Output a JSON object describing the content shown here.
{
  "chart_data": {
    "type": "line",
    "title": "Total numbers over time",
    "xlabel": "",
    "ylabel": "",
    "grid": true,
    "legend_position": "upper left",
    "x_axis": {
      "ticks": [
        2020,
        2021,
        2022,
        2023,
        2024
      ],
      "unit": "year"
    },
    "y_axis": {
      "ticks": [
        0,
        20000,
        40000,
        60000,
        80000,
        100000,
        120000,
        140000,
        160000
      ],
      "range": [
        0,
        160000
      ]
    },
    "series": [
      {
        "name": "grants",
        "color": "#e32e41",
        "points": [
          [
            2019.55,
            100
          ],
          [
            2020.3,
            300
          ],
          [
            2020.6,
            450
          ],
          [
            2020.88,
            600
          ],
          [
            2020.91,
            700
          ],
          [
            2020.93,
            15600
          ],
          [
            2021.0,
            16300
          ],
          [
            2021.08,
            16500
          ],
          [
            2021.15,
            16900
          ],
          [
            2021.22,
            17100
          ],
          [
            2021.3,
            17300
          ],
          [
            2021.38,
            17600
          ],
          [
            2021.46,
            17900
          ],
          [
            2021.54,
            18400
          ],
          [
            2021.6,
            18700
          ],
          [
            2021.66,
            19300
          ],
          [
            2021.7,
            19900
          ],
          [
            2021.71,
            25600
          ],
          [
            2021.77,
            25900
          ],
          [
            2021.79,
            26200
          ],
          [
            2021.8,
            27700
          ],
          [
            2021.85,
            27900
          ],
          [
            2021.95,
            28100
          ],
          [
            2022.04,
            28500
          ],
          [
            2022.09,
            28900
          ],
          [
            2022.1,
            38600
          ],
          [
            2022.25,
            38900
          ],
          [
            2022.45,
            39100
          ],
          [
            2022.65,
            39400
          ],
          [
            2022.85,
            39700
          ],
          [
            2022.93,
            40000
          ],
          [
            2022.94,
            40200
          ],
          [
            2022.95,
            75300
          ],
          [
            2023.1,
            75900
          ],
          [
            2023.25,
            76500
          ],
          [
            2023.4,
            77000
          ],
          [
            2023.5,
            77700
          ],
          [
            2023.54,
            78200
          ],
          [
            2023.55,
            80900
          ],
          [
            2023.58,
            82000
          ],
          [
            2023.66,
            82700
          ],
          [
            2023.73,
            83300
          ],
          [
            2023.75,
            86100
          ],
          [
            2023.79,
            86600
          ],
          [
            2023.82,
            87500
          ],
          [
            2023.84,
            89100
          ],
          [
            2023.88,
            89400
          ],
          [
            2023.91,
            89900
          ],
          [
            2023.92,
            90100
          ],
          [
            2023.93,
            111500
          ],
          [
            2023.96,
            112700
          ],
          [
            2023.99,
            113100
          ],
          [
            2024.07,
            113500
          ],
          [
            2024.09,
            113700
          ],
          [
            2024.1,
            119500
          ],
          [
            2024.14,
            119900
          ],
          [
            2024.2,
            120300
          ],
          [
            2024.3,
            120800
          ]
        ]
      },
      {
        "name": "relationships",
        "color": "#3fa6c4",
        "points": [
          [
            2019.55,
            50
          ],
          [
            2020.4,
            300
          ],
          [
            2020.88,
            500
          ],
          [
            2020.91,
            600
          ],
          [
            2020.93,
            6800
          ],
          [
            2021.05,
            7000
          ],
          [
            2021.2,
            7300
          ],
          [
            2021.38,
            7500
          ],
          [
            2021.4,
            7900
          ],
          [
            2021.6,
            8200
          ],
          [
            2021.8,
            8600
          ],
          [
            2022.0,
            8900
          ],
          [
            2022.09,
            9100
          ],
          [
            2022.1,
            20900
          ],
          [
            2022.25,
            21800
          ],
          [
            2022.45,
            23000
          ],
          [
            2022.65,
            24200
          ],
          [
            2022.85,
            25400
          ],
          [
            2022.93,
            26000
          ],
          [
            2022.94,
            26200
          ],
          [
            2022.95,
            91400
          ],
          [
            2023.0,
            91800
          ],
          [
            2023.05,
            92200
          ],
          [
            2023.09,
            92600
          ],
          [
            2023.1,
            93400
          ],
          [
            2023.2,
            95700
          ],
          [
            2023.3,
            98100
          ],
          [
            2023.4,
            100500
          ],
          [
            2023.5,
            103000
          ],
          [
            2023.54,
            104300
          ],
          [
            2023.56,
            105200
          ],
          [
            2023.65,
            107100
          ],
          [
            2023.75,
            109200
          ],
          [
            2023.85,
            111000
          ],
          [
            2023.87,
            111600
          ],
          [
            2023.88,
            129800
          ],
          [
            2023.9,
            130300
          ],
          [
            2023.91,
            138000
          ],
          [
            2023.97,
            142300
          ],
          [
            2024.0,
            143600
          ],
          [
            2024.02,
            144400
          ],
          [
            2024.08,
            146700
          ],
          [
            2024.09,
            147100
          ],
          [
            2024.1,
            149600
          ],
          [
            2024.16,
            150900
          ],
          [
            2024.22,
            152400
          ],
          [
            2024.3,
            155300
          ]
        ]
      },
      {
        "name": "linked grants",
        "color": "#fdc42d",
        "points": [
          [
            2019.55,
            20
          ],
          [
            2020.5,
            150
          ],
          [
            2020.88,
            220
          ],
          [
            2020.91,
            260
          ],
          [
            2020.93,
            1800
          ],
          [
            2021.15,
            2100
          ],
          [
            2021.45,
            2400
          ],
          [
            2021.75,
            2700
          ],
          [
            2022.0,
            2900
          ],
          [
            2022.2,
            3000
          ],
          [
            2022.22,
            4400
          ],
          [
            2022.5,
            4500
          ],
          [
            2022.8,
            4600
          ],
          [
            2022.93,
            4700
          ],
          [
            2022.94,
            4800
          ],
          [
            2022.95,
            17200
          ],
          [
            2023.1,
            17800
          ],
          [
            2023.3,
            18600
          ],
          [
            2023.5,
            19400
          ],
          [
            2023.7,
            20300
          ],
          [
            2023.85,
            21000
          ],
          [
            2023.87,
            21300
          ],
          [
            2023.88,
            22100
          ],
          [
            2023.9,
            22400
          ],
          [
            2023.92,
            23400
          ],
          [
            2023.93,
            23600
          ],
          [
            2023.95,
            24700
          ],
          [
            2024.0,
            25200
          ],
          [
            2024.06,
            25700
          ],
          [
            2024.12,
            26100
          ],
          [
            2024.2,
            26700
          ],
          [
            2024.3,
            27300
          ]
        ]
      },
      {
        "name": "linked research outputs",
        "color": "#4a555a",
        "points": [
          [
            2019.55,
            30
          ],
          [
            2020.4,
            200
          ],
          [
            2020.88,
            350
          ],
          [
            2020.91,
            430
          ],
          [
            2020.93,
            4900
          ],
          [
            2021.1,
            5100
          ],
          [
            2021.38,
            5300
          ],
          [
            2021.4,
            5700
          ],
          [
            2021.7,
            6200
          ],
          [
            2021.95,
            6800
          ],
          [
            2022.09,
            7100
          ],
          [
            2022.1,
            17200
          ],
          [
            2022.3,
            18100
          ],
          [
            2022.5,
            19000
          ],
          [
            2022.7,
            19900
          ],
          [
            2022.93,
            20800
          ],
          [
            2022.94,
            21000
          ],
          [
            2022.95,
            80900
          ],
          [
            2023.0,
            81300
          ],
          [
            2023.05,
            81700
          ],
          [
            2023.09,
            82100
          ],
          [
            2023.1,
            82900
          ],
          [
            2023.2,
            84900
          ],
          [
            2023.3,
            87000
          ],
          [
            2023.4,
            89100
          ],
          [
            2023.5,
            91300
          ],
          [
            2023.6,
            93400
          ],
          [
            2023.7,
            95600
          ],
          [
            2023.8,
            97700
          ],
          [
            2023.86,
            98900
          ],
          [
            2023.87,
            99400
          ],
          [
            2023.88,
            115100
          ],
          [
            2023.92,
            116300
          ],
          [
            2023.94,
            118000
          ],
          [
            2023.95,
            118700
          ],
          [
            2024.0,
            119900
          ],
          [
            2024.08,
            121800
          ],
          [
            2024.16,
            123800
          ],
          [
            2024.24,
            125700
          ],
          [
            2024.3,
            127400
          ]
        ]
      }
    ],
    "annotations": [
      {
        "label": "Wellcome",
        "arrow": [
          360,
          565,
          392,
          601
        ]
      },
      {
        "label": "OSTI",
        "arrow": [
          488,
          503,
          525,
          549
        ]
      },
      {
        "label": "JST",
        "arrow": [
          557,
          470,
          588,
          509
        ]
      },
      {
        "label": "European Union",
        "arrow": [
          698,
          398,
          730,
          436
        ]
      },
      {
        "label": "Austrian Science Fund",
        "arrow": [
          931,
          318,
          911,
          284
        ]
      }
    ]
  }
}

● ● ●

SET EXERCISE »
Lines of the listing that contain the word "name" are to be counted; report only their number.

REPLY TO THE EXERCISE »
4